- Task directions: Write the records out again, precisely as they stand.

[START]

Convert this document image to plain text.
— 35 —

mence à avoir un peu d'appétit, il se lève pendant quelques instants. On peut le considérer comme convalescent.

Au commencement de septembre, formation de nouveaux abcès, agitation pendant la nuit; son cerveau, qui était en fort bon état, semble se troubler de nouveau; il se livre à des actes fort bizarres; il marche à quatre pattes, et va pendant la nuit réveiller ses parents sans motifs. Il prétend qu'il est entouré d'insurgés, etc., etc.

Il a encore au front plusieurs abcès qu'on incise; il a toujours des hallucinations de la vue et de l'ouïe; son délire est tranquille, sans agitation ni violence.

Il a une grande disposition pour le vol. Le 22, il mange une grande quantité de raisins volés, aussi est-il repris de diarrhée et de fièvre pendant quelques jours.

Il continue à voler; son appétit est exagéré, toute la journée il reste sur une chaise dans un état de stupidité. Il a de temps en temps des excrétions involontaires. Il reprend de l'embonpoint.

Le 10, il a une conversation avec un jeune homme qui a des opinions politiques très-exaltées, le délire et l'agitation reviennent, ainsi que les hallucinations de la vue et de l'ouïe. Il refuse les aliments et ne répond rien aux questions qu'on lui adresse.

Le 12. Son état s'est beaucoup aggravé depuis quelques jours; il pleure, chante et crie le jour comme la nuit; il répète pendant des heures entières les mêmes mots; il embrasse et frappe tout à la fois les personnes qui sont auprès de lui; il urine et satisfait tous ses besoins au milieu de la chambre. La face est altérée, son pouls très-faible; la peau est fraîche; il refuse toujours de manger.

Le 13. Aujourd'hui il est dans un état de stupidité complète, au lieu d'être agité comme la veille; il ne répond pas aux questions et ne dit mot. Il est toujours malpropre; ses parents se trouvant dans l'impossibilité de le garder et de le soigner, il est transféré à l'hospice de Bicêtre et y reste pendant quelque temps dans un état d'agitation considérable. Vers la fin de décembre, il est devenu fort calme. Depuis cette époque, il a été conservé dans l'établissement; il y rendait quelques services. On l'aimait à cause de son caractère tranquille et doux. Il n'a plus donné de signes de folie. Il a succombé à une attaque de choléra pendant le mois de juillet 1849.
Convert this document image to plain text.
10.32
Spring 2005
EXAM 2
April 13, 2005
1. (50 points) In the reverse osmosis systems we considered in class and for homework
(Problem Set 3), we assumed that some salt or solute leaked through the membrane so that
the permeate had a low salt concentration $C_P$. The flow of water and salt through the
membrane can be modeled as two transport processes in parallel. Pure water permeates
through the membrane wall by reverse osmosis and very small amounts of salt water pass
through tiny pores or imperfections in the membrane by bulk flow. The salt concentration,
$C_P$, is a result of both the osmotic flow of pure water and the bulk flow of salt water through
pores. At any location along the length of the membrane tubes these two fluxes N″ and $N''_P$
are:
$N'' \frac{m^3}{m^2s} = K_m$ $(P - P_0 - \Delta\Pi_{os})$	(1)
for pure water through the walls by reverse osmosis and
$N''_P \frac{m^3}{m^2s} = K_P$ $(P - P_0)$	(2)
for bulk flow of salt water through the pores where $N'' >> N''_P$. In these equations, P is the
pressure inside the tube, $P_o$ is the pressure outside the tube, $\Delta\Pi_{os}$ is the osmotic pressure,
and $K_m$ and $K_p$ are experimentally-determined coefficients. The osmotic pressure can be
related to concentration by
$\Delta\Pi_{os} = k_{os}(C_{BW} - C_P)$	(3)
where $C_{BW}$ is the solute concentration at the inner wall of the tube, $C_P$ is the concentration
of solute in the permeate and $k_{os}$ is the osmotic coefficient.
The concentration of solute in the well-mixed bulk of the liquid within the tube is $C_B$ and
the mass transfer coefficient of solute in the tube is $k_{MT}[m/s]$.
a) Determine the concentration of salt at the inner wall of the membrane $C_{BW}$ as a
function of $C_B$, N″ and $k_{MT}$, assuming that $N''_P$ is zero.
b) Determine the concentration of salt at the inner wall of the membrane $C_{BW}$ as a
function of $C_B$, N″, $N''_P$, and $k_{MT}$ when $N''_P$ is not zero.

[END]

- Exercise solution:
Convert this document image to plain text.
— 35 —

mence à avoir un peu d'appétit, il se lève pendant quelques instants. On peut le considérer comme convalescent.

Au commencement de septembre, formation de nouveaux abcès, agitation pendant la nuit; son cerveau, qui était en fort bon état, semble se troubler de nouveau; il se livre à des actes fort bizarres; il marche à quatre pattes, et va pendant la nuit réveiller ses parents sans motifs. Il prétend qu'il est entouré d'insurgés, etc., etc.

Il a encore au front plusieurs abcès qu'on incise; il a toujours des hallucinations de la vue et de l'ouïe; son délire est tranquille, sans agitation ni violence.

Il a une grande disposition pour le vol. Le 22, il mange une grande quantité de raisins volés, aussi est-il repris de diarrhée et de fièvre pendant quelques jours.

Il continue à voler; son appétit est exagéré, toute la journée il reste sur une chaise dans un état de stupidité. Il a de temps en temps des excrétions involontaires. Il reprend de l'embonpoint.

Le 10, il a une conversation avec un jeune homme qui a des opinions politiques très-exaltées, le délire et l'agitation reviennent, ainsi que les hallucinations de la vue et de l'ouïe. Il refuse les aliments et ne répond rien aux questions qu'on lui adresse.

Le 12. Son état s'est beaucoup aggravé depuis quelques jours; il pleure, chante et crie le jour comme la nuit; il répète pendant des heures entières les mêmes mots; il embrasse et frappe tout à la fois les personnes qui sont auprès de lui; il urine et satisfait tous ses besoins au milieu de la chambre. La face est altérée, son pouls très-faible; la peau est fraîche; il refuse toujours de manger.

Le 13. Aujourd'hui il est dans un état de stupidité complète, au lieu d'être agité comme la veille; il ne répond pas aux questions et ne dit mot. Il est toujours malpropre; ses parents se trouvant dans l'impossibilité de le garder et de le soigner, il est transféré à l'hospice de Bicêtre et y reste pendant quelque temps dans un état d'agitation considérable. Vers la fin de décembre, il est devenu fort calme. Depuis cette époque, il a été conservé dans l'établissement; il y rendait quelques services. On l'aimait à cause de son caractère tranquille et doux. Il n'a plus donné de signes de folie. Il a succombé à une attaque de choléra pendant le mois de juillet 1849.
Convert this document image to plain text.
10.32
Spring 2005
EXAM 2
April 13, 2005
1. (50 points) In the reverse osmosis systems we considered in class and for homework
(Problem Set 3), we assumed that some salt or solute leaked through the membrane so that
the permeate had a low salt concentration $C_P$. The flow of water and salt through the
membrane can be modeled as two transport processes in parallel. Pure water permeates
through the membrane wall by reverse osmosis and very small amounts of salt water pass
through tiny pores or imperfections in the membrane by bulk flow. The salt concentration,
$C_P$, is a result of both the osmotic flow of pure water and the bulk flow of salt water through
pores. At any location along the length of the membrane tubes these two fluxes N″ and $N''_P$
are:
$N'' \frac{m^3}{m^2s} = K_m$ $(P - P_0 - \Delta\Pi_{os})$	(1)
for pure water through the walls by reverse osmosis and
$N''_P \frac{m^3}{m^2s} = K_P$ $(P - P_0)$	(2)
for bulk flow of salt water through the pores where $N'' >> N''_P$. In these equations, P is the
pressure inside the tube, $P_o$ is the pressure outside the tube, $\Delta\Pi_{os}$ is the osmotic pressure,
and $K_m$ and $K_p$ are experimentally-determined coefficients. The osmotic pressure can be
related to concentration by
$\Delta\Pi_{os} = k_{os}(C_{BW} - C_P)$	(3)
where $C_{BW}$ is the solute concentration at the inner wall of the tube, $C_P$ is the concentration
of solute in the permeate and $k_{os}$ is the osmotic coefficient.
The concentration of solute in the well-mixed bulk of the liquid within the tube is $C_B$ and
the mass transfer coefficient of solute in the tube is $k_{MT}[m/s]$.
a) Determine the concentration of salt at the inner wall of the membrane $C_{BW}$ as a
function of $C_B$, N″ and $k_{MT}$, assuming that $N''_P$ is zero.
b) Determine the concentration of salt at the inner wall of the membrane $C_{BW}$ as a
function of $C_B$, N″, $N''_P$, and $k_{MT}$ when $N''_P$ is not zero.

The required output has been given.